* PROBLEM DETAILS: Give only the number of lines in the data that contain the word "lobster".

* MATERIAL FOR THE TASK:
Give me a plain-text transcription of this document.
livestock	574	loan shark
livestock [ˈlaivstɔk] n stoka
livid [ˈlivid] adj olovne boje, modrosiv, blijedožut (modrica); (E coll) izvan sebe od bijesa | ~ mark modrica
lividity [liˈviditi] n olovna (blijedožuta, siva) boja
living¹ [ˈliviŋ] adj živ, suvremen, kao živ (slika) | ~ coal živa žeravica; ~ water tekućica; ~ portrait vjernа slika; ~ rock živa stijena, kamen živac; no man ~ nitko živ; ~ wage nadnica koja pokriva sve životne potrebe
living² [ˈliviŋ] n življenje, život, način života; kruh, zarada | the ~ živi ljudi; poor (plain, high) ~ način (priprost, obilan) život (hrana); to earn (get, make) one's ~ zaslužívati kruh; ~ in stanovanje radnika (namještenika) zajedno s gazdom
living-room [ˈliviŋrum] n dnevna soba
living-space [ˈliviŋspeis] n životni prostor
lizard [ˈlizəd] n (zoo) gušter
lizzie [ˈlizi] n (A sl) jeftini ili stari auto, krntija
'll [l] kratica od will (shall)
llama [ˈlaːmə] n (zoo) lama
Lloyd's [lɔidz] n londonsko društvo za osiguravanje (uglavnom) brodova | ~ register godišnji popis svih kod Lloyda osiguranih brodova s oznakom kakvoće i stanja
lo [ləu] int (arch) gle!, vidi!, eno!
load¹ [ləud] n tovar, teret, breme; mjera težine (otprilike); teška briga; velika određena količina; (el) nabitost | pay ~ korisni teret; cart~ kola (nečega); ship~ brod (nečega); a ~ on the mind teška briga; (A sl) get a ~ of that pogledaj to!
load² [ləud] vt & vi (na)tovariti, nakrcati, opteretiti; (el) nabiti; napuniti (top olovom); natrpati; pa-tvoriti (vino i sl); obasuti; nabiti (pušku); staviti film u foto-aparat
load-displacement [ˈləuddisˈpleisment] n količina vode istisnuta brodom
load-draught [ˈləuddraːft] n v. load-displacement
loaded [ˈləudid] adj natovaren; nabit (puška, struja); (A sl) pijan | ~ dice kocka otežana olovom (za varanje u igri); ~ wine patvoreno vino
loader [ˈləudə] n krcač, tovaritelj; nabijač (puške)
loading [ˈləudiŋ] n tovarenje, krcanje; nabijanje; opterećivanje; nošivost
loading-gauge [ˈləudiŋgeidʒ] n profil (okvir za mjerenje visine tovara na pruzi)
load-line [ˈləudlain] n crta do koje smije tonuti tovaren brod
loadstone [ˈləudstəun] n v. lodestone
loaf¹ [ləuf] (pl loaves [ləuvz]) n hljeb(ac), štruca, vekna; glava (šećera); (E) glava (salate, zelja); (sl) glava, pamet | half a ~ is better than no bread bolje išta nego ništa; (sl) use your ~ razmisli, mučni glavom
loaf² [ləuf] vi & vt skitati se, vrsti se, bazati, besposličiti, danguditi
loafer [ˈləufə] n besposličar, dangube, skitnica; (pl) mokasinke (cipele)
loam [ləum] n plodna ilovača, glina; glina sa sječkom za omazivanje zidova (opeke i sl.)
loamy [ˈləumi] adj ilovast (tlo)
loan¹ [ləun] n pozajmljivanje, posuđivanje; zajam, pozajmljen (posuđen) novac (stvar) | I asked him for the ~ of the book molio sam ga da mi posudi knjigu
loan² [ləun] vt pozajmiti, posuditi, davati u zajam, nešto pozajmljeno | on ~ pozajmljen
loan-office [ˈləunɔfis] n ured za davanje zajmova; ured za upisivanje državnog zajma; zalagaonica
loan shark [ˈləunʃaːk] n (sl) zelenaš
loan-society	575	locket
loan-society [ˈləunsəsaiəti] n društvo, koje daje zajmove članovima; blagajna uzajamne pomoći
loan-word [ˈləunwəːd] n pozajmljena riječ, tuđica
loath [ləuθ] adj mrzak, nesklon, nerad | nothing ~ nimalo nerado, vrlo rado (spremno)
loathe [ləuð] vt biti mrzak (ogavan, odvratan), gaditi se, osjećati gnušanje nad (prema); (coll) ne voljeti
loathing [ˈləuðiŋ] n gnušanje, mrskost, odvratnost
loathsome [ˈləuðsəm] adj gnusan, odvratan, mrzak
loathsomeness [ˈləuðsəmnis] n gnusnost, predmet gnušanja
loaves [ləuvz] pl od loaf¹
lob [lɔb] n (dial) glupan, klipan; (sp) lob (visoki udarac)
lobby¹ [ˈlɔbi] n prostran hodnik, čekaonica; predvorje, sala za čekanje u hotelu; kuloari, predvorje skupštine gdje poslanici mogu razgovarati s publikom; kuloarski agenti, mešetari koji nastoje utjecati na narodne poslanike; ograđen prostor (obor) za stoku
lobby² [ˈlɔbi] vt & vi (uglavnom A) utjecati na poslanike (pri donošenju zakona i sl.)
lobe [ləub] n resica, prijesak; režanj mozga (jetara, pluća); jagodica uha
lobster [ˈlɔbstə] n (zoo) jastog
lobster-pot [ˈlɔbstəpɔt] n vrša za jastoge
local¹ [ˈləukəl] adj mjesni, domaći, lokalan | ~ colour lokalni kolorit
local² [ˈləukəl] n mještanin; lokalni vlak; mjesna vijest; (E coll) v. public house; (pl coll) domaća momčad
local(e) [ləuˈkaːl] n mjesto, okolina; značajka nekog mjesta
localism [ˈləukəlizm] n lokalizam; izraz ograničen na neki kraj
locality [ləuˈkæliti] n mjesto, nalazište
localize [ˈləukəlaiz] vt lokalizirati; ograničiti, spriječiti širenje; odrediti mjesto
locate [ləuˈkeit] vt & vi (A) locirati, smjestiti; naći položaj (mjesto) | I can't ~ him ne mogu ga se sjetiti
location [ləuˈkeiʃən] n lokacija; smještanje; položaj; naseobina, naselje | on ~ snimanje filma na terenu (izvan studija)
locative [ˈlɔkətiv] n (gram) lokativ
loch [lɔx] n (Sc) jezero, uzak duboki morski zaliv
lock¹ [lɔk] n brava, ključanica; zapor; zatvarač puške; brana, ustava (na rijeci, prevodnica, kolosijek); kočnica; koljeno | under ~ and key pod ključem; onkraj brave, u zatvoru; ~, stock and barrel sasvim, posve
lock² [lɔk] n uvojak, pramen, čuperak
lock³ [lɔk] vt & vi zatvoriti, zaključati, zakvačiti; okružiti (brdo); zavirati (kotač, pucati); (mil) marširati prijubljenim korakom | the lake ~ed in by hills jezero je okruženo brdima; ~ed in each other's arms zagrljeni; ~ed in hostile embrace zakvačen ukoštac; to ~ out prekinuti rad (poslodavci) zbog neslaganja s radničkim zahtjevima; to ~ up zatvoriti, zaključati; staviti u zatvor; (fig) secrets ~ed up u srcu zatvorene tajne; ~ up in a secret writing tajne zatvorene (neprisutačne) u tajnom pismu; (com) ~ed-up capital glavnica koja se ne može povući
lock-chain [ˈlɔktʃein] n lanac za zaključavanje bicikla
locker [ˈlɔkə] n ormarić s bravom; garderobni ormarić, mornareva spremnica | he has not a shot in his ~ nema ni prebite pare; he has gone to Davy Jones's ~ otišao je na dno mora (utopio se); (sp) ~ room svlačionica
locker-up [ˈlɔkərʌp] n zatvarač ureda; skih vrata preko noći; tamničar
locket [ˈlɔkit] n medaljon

* WRITTEN RESPONSE: 2